BEGIN Provided records

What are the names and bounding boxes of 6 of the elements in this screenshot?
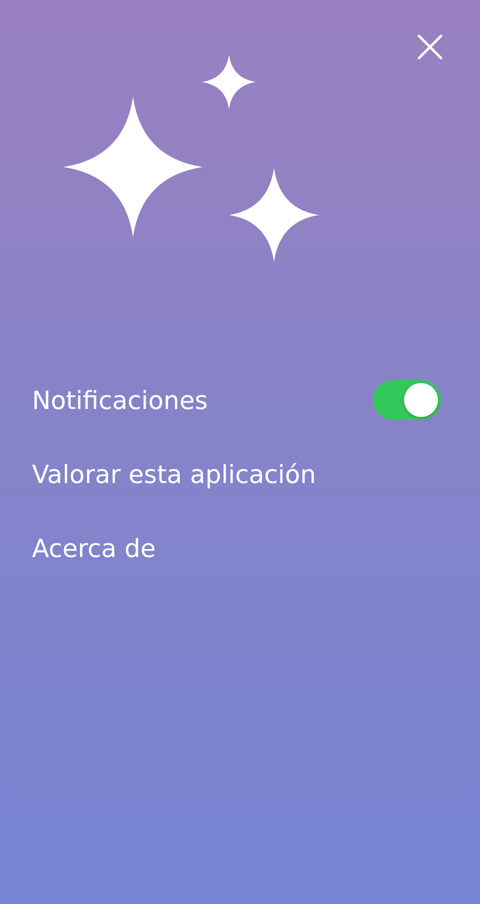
menu-label: Notificaciones: [32, 386, 208, 414]
notifications-toggle[interactable]: [373, 380, 441, 420]
menu-item[interactable]: Acerca de: [32, 534, 156, 562]
sparkle-icon: [229, 168, 319, 262]
close-button[interactable]: [416, 33, 444, 61]
menu-item[interactable]: Valorar esta aplicación: [32, 460, 316, 488]
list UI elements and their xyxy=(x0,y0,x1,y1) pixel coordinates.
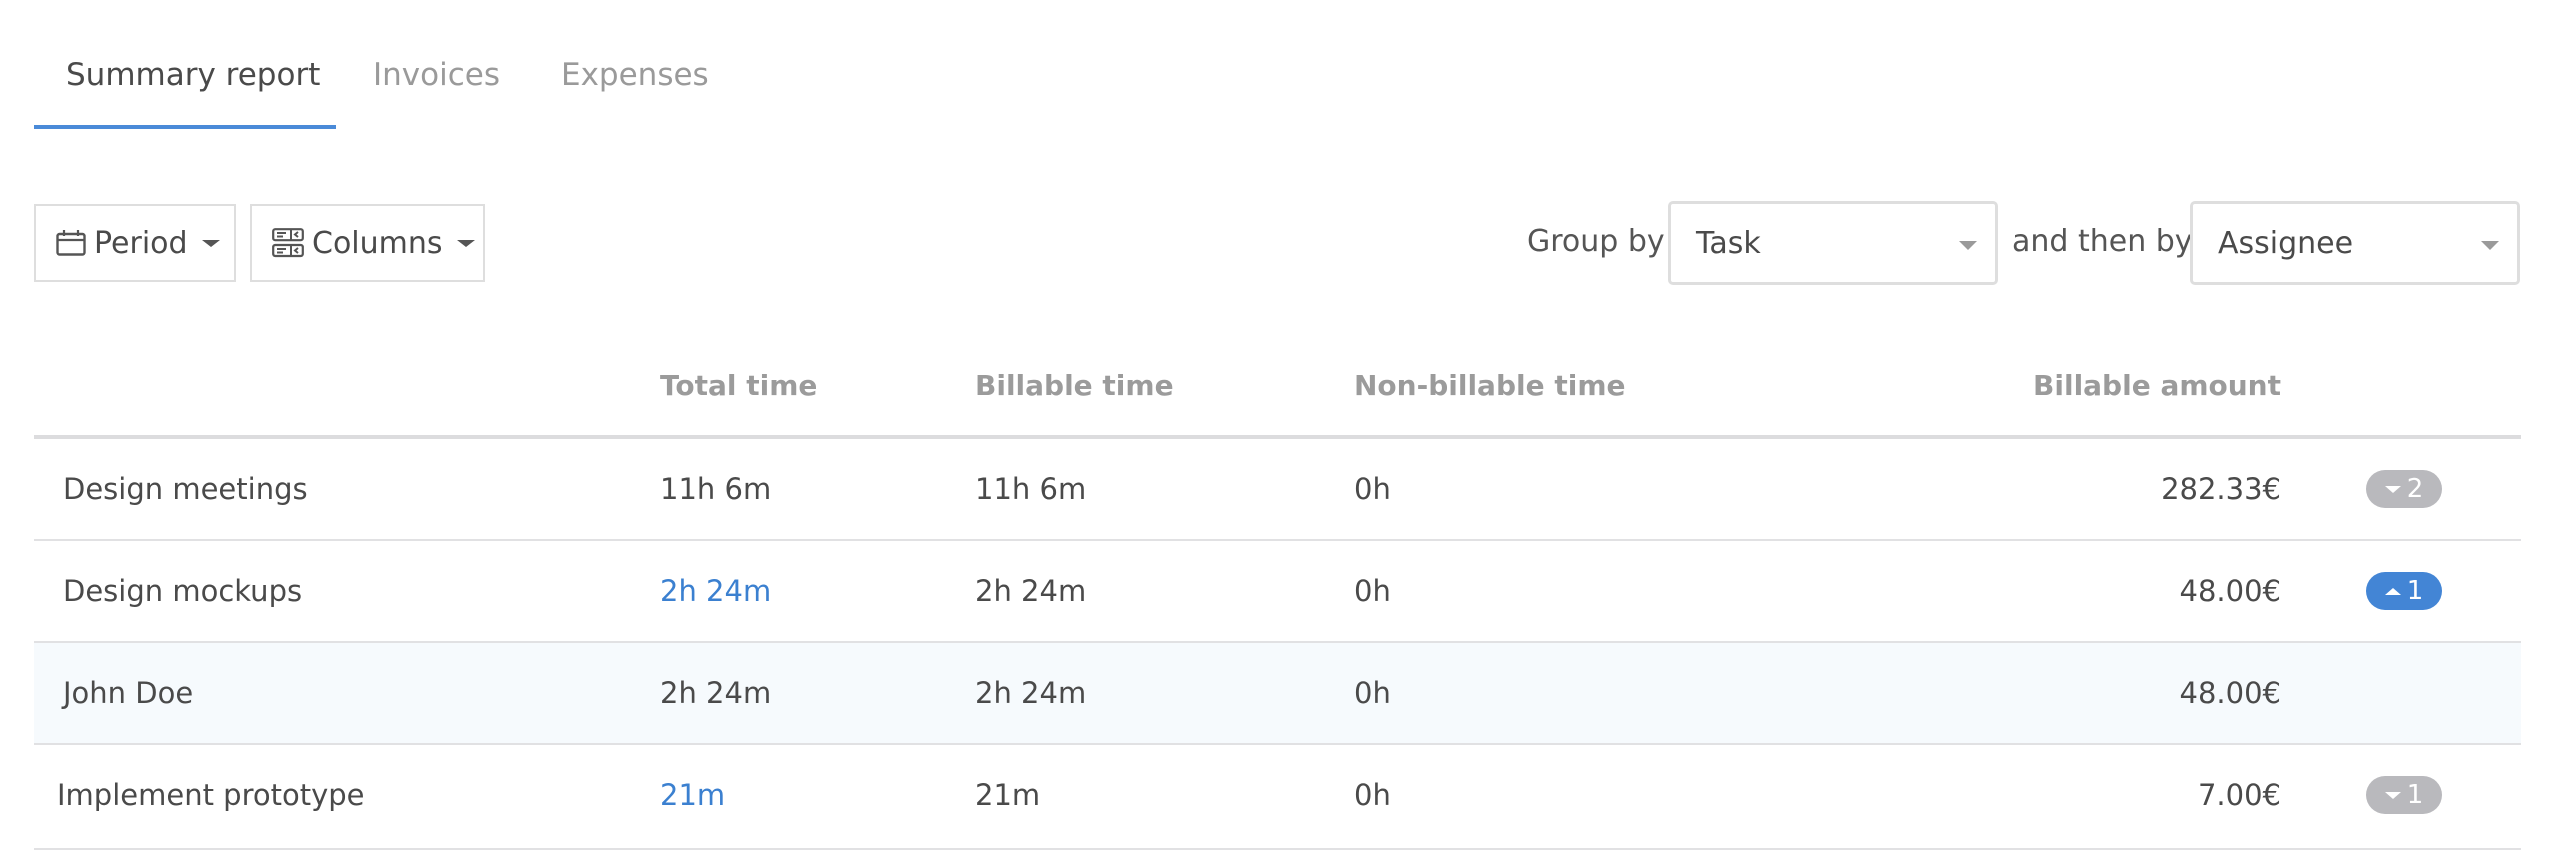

END Provided records

- Task requirements
Give the lines above as a Markdown table with the columns "Row" and "Line," one numbered row per line, skipping blank lines. Leave the pictures out of the table.

- Result below
| Row | Line |
|---|---|
| 1 | What are the names and bounding boxes of 6 of the elements in this screenshot? |
| 2 | menu-label: Notificaciones: [32, 386, 208, 414] |
| 3 | notifications-toggle[interactable]: [373, 380, 441, 420] |
| 4 | menu-item[interactable]: Acerca de: [32, 534, 156, 562] |
| 5 | sparkle-icon: [229, 168, 319, 262] |
| 6 | close-button[interactable]: [416, 33, 444, 61] |
| 7 | menu-item[interactable]: Valorar esta aplicación: [32, 460, 316, 488] |
| 8 | list UI elements and their xyxy=(x0,y0,x1,y1) pixel coordinates. |